— Begin DATASET ENTRIES —
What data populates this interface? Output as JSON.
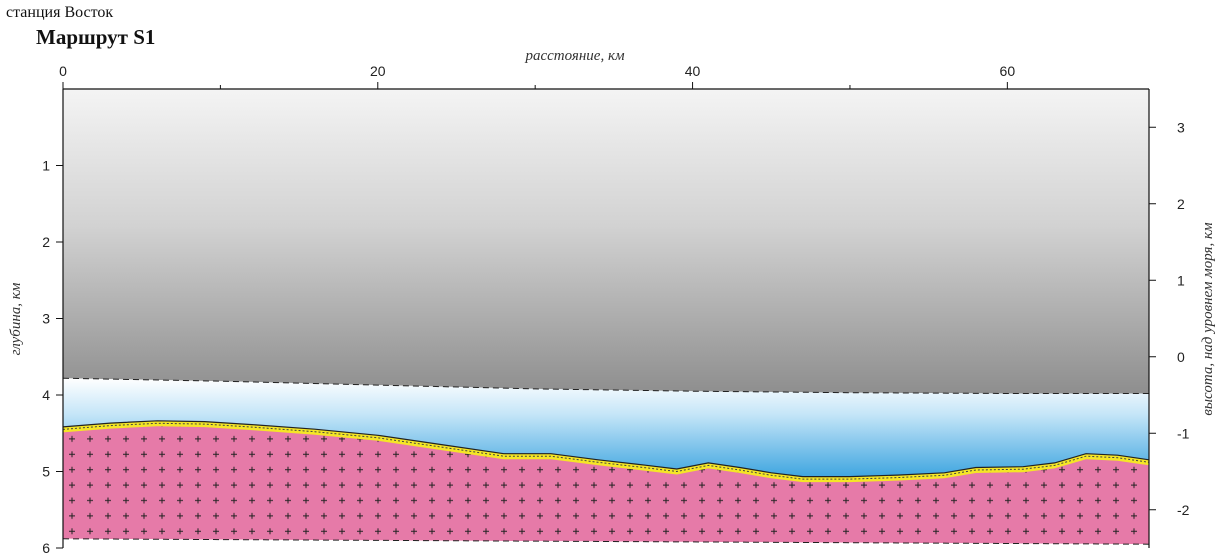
{
  "header": {
    "station": "станция Восток",
    "route": "Маршрут S1"
  },
  "chart_data": {
    "type": "area",
    "title": "Маршрут S1",
    "x_axis": {
      "label": "расстояние, км",
      "range": [
        0,
        69
      ],
      "ticks": [
        0,
        20,
        40,
        60
      ],
      "position": "top"
    },
    "y_axis_left": {
      "label": "глубина, км",
      "range": [
        0,
        6
      ],
      "ticks": [
        1,
        2,
        3,
        4,
        5,
        6
      ],
      "inverted": true
    },
    "y_axis_right": {
      "label": "высота, над уровнем моря, км",
      "ticks": [
        3,
        2,
        1,
        0,
        -1,
        -2
      ],
      "offset_from_depth": 3.5
    },
    "layers": [
      {
        "name": "ice",
        "color": "#9a9a9a"
      },
      {
        "name": "water",
        "color": "#3fa6e0"
      },
      {
        "name": "sediments",
        "color": "#f5e626"
      },
      {
        "name": "bedrock",
        "color": "#e67aa8"
      }
    ],
    "ice_base": {
      "x": [
        0,
        10,
        20,
        30,
        40,
        50,
        60,
        69
      ],
      "depth": [
        3.78,
        3.82,
        3.87,
        3.92,
        3.95,
        3.97,
        3.98,
        3.98
      ]
    },
    "bedrock_surface": {
      "x": [
        0,
        3,
        6,
        9,
        12,
        16,
        20,
        24,
        28,
        31,
        34,
        37,
        39,
        41,
        43,
        45,
        47,
        50,
        53,
        56,
        58,
        61,
        63,
        65,
        67,
        69
      ],
      "depth": [
        4.45,
        4.4,
        4.37,
        4.38,
        4.42,
        4.48,
        4.56,
        4.68,
        4.8,
        4.8,
        4.88,
        4.95,
        5.0,
        4.92,
        4.98,
        5.05,
        5.1,
        5.1,
        5.08,
        5.05,
        4.98,
        4.97,
        4.92,
        4.8,
        4.82,
        4.88
      ]
    },
    "bottom_boundary": {
      "x": [
        0,
        69
      ],
      "depth": [
        5.88,
        5.95
      ]
    },
    "grid": false
  }
}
— End DATASET ENTRIES —
◆ WHAT IS BEING ASKED
Report only the number of lines that hold the word "name".

◆ WRITTEN SOLUTION
4